* _Exercise goal_
Select the lines of the records containing the word "letter" and list them.
** begin **
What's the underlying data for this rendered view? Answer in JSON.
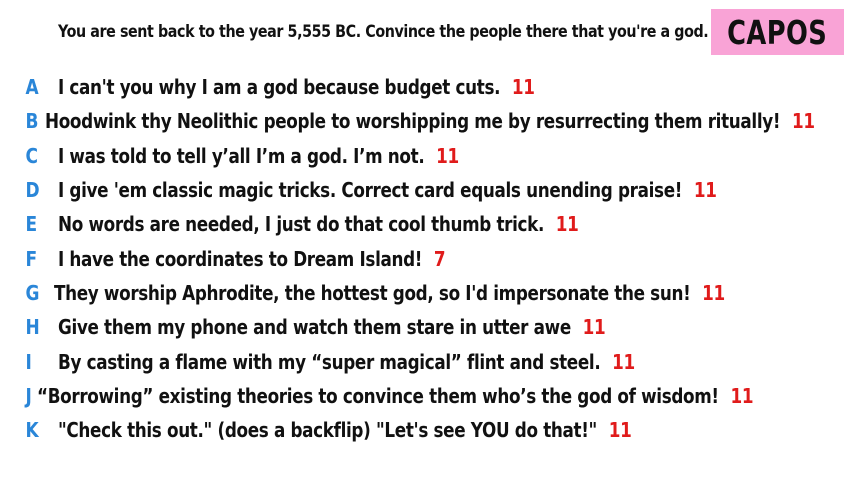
{
  "prompt": "You are sent back to the year 5,555 BC. Convince the people there that you're a god.",
  "badge": "CAPOS",
  "colors": {
    "letter": "#2a86d8",
    "score": "#e01b1b",
    "badge_bg": "#f9a3d6"
  },
  "answers": [
    {
      "letter": "A",
      "text": "I can't you why I am a god because budget cuts.",
      "score": "11"
    },
    {
      "letter": "B",
      "text": "Hoodwink thy Neolithic people to worshipping me by resurrecting them ritually!",
      "score": "11"
    },
    {
      "letter": "C",
      "text": "I was told to tell y’all I’m a god. I’m not.",
      "score": "11"
    },
    {
      "letter": "D",
      "text": "I give 'em classic magic tricks. Correct card equals unending praise!",
      "score": "11"
    },
    {
      "letter": "E",
      "text": "No words are needed, I just do that cool thumb trick.",
      "score": "11"
    },
    {
      "letter": "F",
      "text": "I have the coordinates to Dream Island!",
      "score": "7"
    },
    {
      "letter": "G",
      "text": "They worship Aphrodite, the hottest god, so I'd impersonate the sun!",
      "score": "11"
    },
    {
      "letter": "H",
      "text": "Give them my phone and watch them stare in utter awe",
      "score": "11"
    },
    {
      "letter": "I",
      "text": "By casting a flame with my “super magical” flint and steel.",
      "score": "11"
    },
    {
      "letter": "J",
      "text": "“Borrowing” existing theories to convince them who’s the god of wisdom!",
      "score": "11"
    },
    {
      "letter": "K",
      "text": "\"Check this out.\" (does a backflip) \"Let's see YOU do that!\"",
      "score": "11"
    }
  ]
}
** end **
* _Result of the task_
    "letter": "#2a86d8",
      "letter": "A",
      "letter": "B",
      "letter": "C",
      "letter": "D",
      "letter": "E",
      "letter": "F",
      "letter": "G",
      "letter": "H",
      "letter": "I",
      "letter": "J",
      "letter": "K",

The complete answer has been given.